[Start of EXERCISE MATERIAL]

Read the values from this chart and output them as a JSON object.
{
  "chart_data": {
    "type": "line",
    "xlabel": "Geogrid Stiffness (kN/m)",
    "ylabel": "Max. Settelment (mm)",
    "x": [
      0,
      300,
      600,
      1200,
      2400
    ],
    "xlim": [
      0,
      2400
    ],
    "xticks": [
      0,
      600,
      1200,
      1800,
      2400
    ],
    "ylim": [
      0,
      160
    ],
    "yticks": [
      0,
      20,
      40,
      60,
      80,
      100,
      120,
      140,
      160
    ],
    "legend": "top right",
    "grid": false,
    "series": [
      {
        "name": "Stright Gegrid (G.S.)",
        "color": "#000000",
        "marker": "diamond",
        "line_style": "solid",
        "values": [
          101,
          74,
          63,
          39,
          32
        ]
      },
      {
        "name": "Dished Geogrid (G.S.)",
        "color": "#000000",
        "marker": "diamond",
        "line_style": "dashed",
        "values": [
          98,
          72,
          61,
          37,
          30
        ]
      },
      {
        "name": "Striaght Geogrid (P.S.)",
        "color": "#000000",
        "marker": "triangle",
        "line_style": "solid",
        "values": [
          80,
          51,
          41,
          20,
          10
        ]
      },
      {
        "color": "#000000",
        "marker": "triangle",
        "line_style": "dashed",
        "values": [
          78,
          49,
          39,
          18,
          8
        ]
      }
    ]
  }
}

[End of EXERCISE MATERIAL]

* _AIM OF THE TASK_
Each record above should be returned exactly as it appears.

* _TASK RESPONSE_
Read the values from this chart and output them as a JSON object.
{
  "chart_data": {
    "type": "line",
    "xlabel": "Geogrid Stiffness (kN/m)",
    "ylabel": "Max. Settelment (mm)",
    "x": [
      0,
      300,
      600,
      1200,
      2400
    ],
    "xlim": [
      0,
      2400
    ],
    "xticks": [
      0,
      600,
      1200,
      1800,
      2400
    ],
    "ylim": [
      0,
      160
    ],
    "yticks": [
      0,
      20,
      40,
      60,
      80,
      100,
      120,
      140,
      160
    ],
    "legend": "top right",
    "grid": false,
    "series": [
      {
        "name": "Stright Gegrid (G.S.)",
        "color": "#000000",
        "marker": "diamond",
        "line_style": "solid",
        "values": [
          101,
          74,
          63,
          39,
          32
        ]
      },
      {
        "name": "Dished Geogrid (G.S.)",
        "color": "#000000",
        "marker": "diamond",
        "line_style": "dashed",
        "values": [
          98,
          72,
          61,
          37,
          30
        ]
      },
      {
        "name": "Striaght Geogrid (P.S.)",
        "color": "#000000",
        "marker": "triangle",
        "line_style": "solid",
        "values": [
          80,
          51,
          41,
          20,
          10
        ]
      },
      {
        "color": "#000000",
        "marker": "triangle",
        "line_style": "dashed",
        "values": [
          78,
          49,
          39,
          18,
          8
        ]
      }
    ]
  }
}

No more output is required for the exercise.